(begin)
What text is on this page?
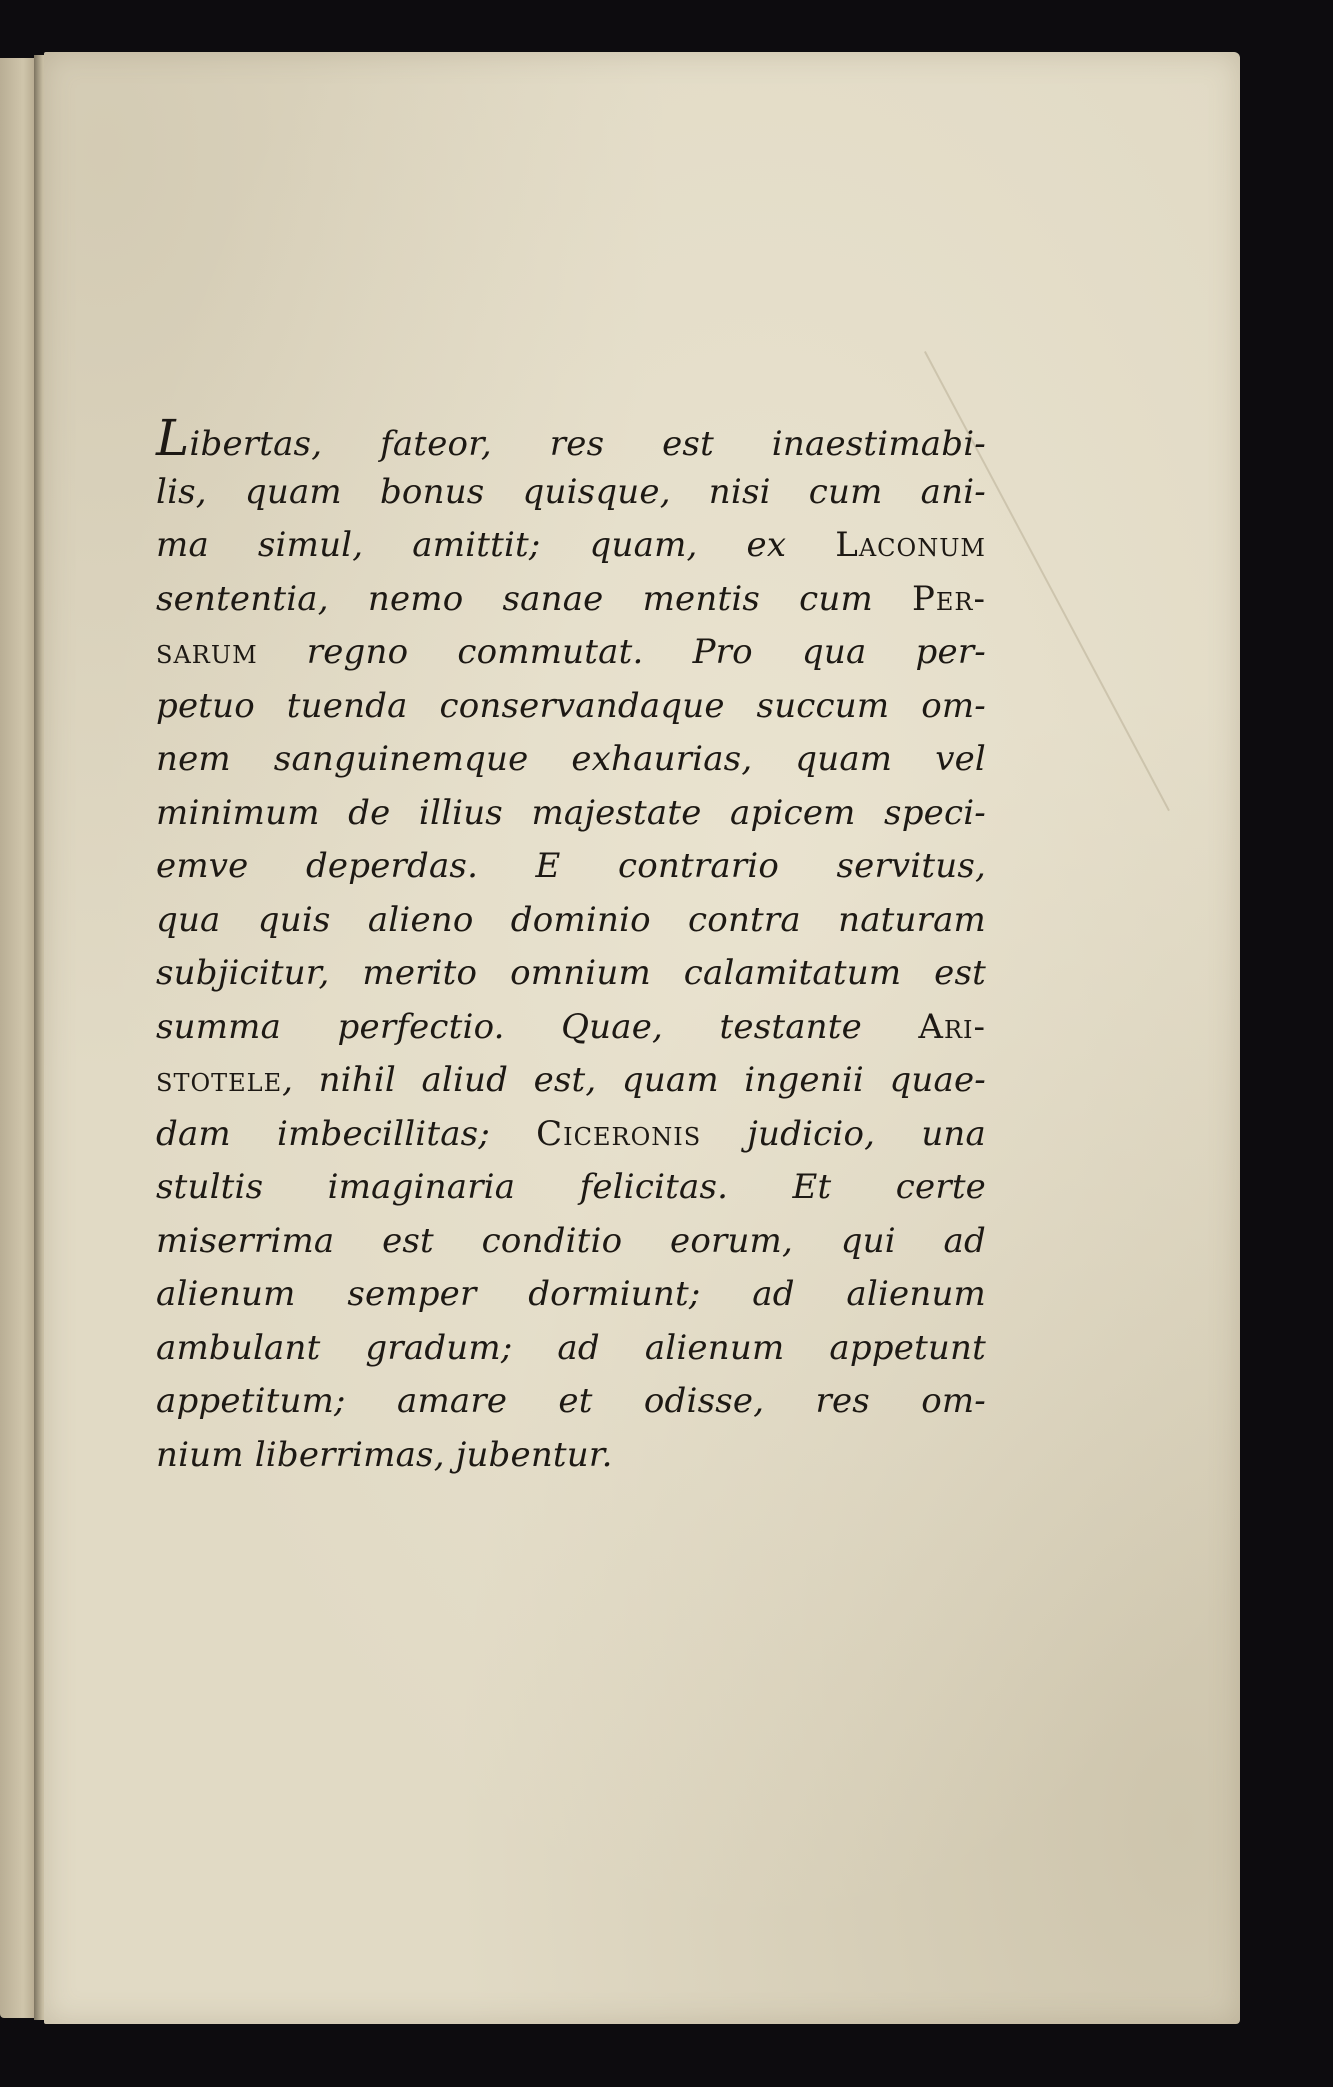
Libertas, fateor, res est inaestimabi-
lis, quam bonus quisque, nisi cum ani-
ma simul, amittit; quam, ex Laconum
sententia, nemo sanae mentis cum Per-
sarum regno commutat. Pro qua per-
petuo tuenda conservandaque succum om-
nem sanguinemque exhaurias, quam vel
minimum de illius majestate apicem speci-
emve deperdas. E contrario servitus,
qua quis alieno dominio contra naturam
subjicitur, merito omnium calamitatum est
summa perfectio. Quae, testante Ari-
stotele, nihil aliud est, quam ingenii quae-
dam imbecillitas; Ciceronis judicio, una
stultis imaginaria felicitas. Et certe
miserrima est conditio eorum, qui ad
alienum semper dormiunt; ad alienum
ambulant gradum; ad alienum appetunt
appetitum; amare et odisse, res om-
nium liberrimas, jubentur.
(end)
OBJECTIVE => Each entry gets copied exactly; the pictures stay out.

FULL OUTPUT =>
What text is on this page?
Libertas, fateor, res est inaestimabi-
lis, quam bonus quisque, nisi cum ani-
ma simul, amittit; quam, ex Laconum
sententia, nemo sanae mentis cum Per-
sarum regno commutat. Pro qua per-
petuo tuenda conservandaque succum om-
nem sanguinemque exhaurias, quam vel
minimum de illius majestate apicem speci-
emve deperdas. E contrario servitus,
qua quis alieno dominio contra naturam
subjicitur, merito omnium calamitatum est
summa perfectio. Quae, testante Ari-
stotele, nihil aliud est, quam ingenii quae-
dam imbecillitas; Ciceronis judicio, una
stultis imaginaria felicitas. Et certe
miserrima est conditio eorum, qui ad
alienum semper dormiunt; ad alienum
ambulant gradum; ad alienum appetunt
appetitum; amare et odisse, res om-
nium liberrimas, jubentur.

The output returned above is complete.